### Provided records ###
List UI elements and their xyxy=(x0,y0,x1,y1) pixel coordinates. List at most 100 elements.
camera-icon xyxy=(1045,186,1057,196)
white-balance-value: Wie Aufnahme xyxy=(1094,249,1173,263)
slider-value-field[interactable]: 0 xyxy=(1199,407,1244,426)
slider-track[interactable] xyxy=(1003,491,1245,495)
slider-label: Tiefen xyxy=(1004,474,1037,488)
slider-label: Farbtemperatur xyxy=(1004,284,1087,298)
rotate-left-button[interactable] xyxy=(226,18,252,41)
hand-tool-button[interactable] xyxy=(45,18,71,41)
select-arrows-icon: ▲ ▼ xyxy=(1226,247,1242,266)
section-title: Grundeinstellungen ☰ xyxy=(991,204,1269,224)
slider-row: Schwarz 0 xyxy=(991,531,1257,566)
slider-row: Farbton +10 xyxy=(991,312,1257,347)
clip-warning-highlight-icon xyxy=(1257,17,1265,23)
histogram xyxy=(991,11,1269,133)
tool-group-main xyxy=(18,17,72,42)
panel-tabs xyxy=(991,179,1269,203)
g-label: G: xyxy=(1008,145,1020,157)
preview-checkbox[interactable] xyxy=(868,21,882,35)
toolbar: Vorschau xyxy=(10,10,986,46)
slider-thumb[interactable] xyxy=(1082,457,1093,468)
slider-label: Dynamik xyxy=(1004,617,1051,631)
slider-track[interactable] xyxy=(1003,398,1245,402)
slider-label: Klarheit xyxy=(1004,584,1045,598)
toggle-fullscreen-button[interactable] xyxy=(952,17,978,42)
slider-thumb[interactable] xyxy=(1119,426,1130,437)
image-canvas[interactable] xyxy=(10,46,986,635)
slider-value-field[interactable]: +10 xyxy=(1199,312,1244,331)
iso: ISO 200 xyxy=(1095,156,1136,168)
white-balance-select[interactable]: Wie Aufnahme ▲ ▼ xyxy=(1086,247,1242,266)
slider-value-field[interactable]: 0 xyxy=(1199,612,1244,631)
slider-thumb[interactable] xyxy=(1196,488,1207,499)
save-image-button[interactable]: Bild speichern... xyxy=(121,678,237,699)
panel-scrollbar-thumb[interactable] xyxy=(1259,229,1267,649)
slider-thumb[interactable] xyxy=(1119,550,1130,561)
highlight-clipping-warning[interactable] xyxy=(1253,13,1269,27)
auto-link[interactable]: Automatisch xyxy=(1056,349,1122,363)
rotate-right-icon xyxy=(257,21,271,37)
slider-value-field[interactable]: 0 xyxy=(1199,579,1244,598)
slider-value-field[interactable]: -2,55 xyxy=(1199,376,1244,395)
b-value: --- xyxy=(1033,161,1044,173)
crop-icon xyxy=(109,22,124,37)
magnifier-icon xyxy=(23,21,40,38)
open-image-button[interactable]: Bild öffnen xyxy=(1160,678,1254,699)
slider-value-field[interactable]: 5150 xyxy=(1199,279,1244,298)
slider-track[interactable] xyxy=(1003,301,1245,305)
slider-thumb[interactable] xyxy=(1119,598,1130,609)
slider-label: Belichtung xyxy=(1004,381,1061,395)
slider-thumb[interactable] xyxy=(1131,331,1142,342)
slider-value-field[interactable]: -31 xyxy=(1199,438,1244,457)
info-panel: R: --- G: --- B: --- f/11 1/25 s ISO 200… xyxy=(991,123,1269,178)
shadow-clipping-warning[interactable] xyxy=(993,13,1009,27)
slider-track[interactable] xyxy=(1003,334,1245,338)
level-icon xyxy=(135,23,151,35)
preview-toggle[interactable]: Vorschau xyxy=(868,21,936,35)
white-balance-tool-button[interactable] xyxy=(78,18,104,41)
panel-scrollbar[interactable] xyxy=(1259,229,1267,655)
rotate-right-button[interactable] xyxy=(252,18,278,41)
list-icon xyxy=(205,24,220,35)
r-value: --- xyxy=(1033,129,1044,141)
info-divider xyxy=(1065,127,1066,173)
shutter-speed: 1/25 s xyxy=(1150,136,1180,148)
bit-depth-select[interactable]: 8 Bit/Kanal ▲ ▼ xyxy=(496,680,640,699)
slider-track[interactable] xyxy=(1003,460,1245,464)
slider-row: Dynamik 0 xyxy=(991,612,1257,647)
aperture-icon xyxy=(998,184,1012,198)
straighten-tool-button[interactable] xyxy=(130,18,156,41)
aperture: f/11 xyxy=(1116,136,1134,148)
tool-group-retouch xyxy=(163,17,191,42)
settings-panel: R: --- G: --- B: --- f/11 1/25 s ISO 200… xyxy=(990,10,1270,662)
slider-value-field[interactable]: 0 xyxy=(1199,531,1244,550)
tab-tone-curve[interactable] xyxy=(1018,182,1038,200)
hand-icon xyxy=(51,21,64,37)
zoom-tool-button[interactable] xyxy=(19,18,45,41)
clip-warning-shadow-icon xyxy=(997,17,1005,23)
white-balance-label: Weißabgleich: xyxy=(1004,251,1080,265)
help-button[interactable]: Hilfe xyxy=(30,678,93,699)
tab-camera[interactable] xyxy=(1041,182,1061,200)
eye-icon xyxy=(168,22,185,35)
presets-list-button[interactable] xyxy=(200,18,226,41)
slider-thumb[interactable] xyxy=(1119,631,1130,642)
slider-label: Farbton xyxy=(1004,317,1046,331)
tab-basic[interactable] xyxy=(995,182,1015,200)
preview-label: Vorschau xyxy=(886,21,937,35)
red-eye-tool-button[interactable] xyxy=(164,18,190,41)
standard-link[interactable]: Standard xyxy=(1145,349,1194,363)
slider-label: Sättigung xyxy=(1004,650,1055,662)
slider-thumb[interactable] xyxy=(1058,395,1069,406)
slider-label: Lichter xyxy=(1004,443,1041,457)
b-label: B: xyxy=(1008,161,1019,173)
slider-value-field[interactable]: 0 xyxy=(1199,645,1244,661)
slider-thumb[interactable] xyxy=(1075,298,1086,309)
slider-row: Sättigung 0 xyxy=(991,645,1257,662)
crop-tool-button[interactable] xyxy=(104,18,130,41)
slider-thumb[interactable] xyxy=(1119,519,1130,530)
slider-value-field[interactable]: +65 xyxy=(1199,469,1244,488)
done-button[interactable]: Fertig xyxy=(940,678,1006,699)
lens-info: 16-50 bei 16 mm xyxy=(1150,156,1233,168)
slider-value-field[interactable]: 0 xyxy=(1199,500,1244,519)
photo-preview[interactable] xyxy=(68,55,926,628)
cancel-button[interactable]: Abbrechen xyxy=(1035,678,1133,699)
###
## Goal
Render every line of the records above as a Markdown table with two columns, Row for the row number and Text for the line, leaving out blank lines.

## Answer to the exercise
| Row | Text |
|---|---|
| 1 | List UI elements and their xyxy=(x0,y0,x1,y1) pixel coordinates. List at most 100 elements. |
| 2 | camera-icon xyxy=(1045,186,1057,196) |
| 3 | white-balance-value: Wie Aufnahme xyxy=(1094,249,1173,263) |
| 4 | slider-value-field[interactable]: 0 xyxy=(1199,407,1244,426) |
| 5 | slider-track[interactable] xyxy=(1003,491,1245,495) |
| 6 | slider-label: Tiefen xyxy=(1004,474,1037,488) |
| 7 | slider-label: Farbtemperatur xyxy=(1004,284,1087,298) |
| 8 | rotate-left-button[interactable] xyxy=(226,18,252,41) |
| 9 | hand-tool-button[interactable] xyxy=(45,18,71,41) |
| 10 | select-arrows-icon: ▲ ▼ xyxy=(1226,247,1242,266) |
| 11 | section-title: Grundeinstellungen ☰ xyxy=(991,204,1269,224) |
| 12 | slider-row: Schwarz 0 xyxy=(991,531,1257,566) |
| 13 | slider-row: Farbton +10 xyxy=(991,312,1257,347) |
| 14 | clip-warning-highlight-icon xyxy=(1257,17,1265,23) |
| 15 | histogram xyxy=(991,11,1269,133) |
| 16 | tool-group-main xyxy=(18,17,72,42) |
| 17 | panel-tabs xyxy=(991,179,1269,203) |
| 18 | g-label: G: xyxy=(1008,145,1020,157) |
| 19 | preview-checkbox[interactable] xyxy=(868,21,882,35) |
| 20 | toolbar: Vorschau xyxy=(10,10,986,46) |
| 21 | slider-thumb[interactable] xyxy=(1082,457,1093,468) |
| 22 | slider-label: Dynamik xyxy=(1004,617,1051,631) |
| 23 | slider-track[interactable] xyxy=(1003,398,1245,402) |
| 24 | slider-label: Klarheit xyxy=(1004,584,1045,598) |
| 25 | toggle-fullscreen-button[interactable] xyxy=(952,17,978,42) |
| 26 | slider-thumb[interactable] xyxy=(1119,426,1130,437) |
| 27 | image-canvas[interactable] xyxy=(10,46,986,635) |
| 28 | slider-value-field[interactable]: +10 xyxy=(1199,312,1244,331) |
| 29 | iso: ISO 200 xyxy=(1095,156,1136,168) |
| 30 | white-balance-select[interactable]: Wie Aufnahme ▲ ▼ xyxy=(1086,247,1242,266) |
| 31 | slider-value-field[interactable]: 0 xyxy=(1199,612,1244,631) |
| 32 | slider-thumb[interactable] xyxy=(1196,488,1207,499) |
| 33 | save-image-button[interactable]: Bild speichern... xyxy=(121,678,237,699) |
| 34 | panel-scrollbar-thumb[interactable] xyxy=(1259,229,1267,649) |
| 35 | slider-thumb[interactable] xyxy=(1119,550,1130,561) |
| 36 | highlight-clipping-warning[interactable] xyxy=(1253,13,1269,27) |
| 37 | auto-link[interactable]: Automatisch xyxy=(1056,349,1122,363) |
| 38 | rotate-right-icon xyxy=(257,21,271,37) |
| 39 | slider-value-field[interactable]: 0 xyxy=(1199,579,1244,598) |
| 40 | slider-value-field[interactable]: -2,55 xyxy=(1199,376,1244,395) |
| 41 | b-value: --- xyxy=(1033,161,1044,173) |
| 42 | crop-icon xyxy=(109,22,124,37) |
| 43 | magnifier-icon xyxy=(23,21,40,38) |
| 44 | open-image-button[interactable]: Bild öffnen xyxy=(1160,678,1254,699) |
| 45 | slider-value-field[interactable]: 5150 xyxy=(1199,279,1244,298) |
| 46 | slider-track[interactable] xyxy=(1003,301,1245,305) |
| 47 | slider-thumb[interactable] xyxy=(1119,598,1130,609) |
| 48 | slider-label: Belichtung xyxy=(1004,381,1061,395) |
| 49 | slider-thumb[interactable] xyxy=(1131,331,1142,342) |
| 50 | slider-value-field[interactable]: -31 xyxy=(1199,438,1244,457) |
| 51 | info-panel: R: --- G: --- B: --- f/11 1/25 s ISO 200… xyxy=(991,123,1269,178) |
| 52 | shadow-clipping-warning[interactable] xyxy=(993,13,1009,27) |
| 53 | slider-track[interactable] xyxy=(1003,334,1245,338) |
| 54 | level-icon xyxy=(135,23,151,35) |
| 55 | preview-toggle[interactable]: Vorschau xyxy=(868,21,936,35) |
| 56 | white-balance-tool-button[interactable] xyxy=(78,18,104,41) |
| 57 | panel-scrollbar[interactable] xyxy=(1259,229,1267,655) |
| 58 | rotate-right-button[interactable] xyxy=(252,18,278,41) |
| 59 | list-icon xyxy=(205,24,220,35) |
| 60 | r-value: --- xyxy=(1033,129,1044,141) |
| 61 | info-divider xyxy=(1065,127,1066,173) |
| 62 | shutter-speed: 1/25 s xyxy=(1150,136,1180,148) |
| 63 | bit-depth-select[interactable]: 8 Bit/Kanal ▲ ▼ xyxy=(496,680,640,699) |
| 64 | slider-track[interactable] xyxy=(1003,460,1245,464) |
| 65 | slider-row: Dynamik 0 xyxy=(991,612,1257,647) |
| 66 | aperture-icon xyxy=(998,184,1012,198) |
| 67 | straighten-tool-button[interactable] xyxy=(130,18,156,41) |
| 68 | aperture: f/11 xyxy=(1116,136,1134,148) |
| 69 | tool-group-retouch xyxy=(163,17,191,42) |
| 70 | settings-panel: R: --- G: --- B: --- f/11 1/25 s ISO 200… xyxy=(990,10,1270,662) |
| 71 | slider-value-field[interactable]: 0 xyxy=(1199,531,1244,550) |
| 72 | tab-tone-curve[interactable] xyxy=(1018,182,1038,200) |
| 73 | hand-icon xyxy=(51,21,64,37) |
| 74 | zoom-tool-button[interactable] xyxy=(19,18,45,41) |
| 75 | clip-warning-shadow-icon xyxy=(997,17,1005,23) |
| 76 | white-balance-label: Weißabgleich: xyxy=(1004,251,1080,265) |
| 77 | help-button[interactable]: Hilfe xyxy=(30,678,93,699) |
| 78 | tab-camera[interactable] xyxy=(1041,182,1061,200) |
| 79 | eye-icon xyxy=(168,22,185,35) |
| 80 | presets-list-button[interactable] xyxy=(200,18,226,41) |
| 81 | slider-thumb[interactable] xyxy=(1119,631,1130,642) |
| 82 | slider-label: Farbton xyxy=(1004,317,1046,331) |
| 83 | tab-basic[interactable] xyxy=(995,182,1015,200) |
| 84 | preview-label: Vorschau xyxy=(886,21,937,35) |
| 85 | red-eye-tool-button[interactable] xyxy=(164,18,190,41) |
| 86 | standard-link[interactable]: Standard xyxy=(1145,349,1194,363) |
| 87 | slider-label: Sättigung xyxy=(1004,650,1055,662) |
| 88 | slider-thumb[interactable] xyxy=(1058,395,1069,406) |
| 89 | slider-label: Lichter xyxy=(1004,443,1041,457) |
| 90 | b-label: B: xyxy=(1008,161,1019,173) |
| 91 | slider-value-field[interactable]: 0 xyxy=(1199,645,1244,661) |
| 92 | slider-thumb[interactable] xyxy=(1075,298,1086,309) |
| 93 | slider-row: Sättigung 0 xyxy=(991,645,1257,662) |
| 94 | crop-tool-button[interactable] xyxy=(104,18,130,41) |
| 95 | slider-thumb[interactable] xyxy=(1119,519,1130,530) |
| 96 | slider-value-field[interactable]: +65 xyxy=(1199,469,1244,488) |
| 97 | done-button[interactable]: Fertig xyxy=(940,678,1006,699) |
| 98 | lens-info: 16-50 bei 16 mm xyxy=(1150,156,1233,168) |
| 99 | slider-value-field[interactable]: 0 xyxy=(1199,500,1244,519) |
| 100 | photo-preview[interactable] xyxy=(68,55,926,628) |
| 101 | cancel-button[interactable]: Abbrechen xyxy=(1035,678,1133,699) |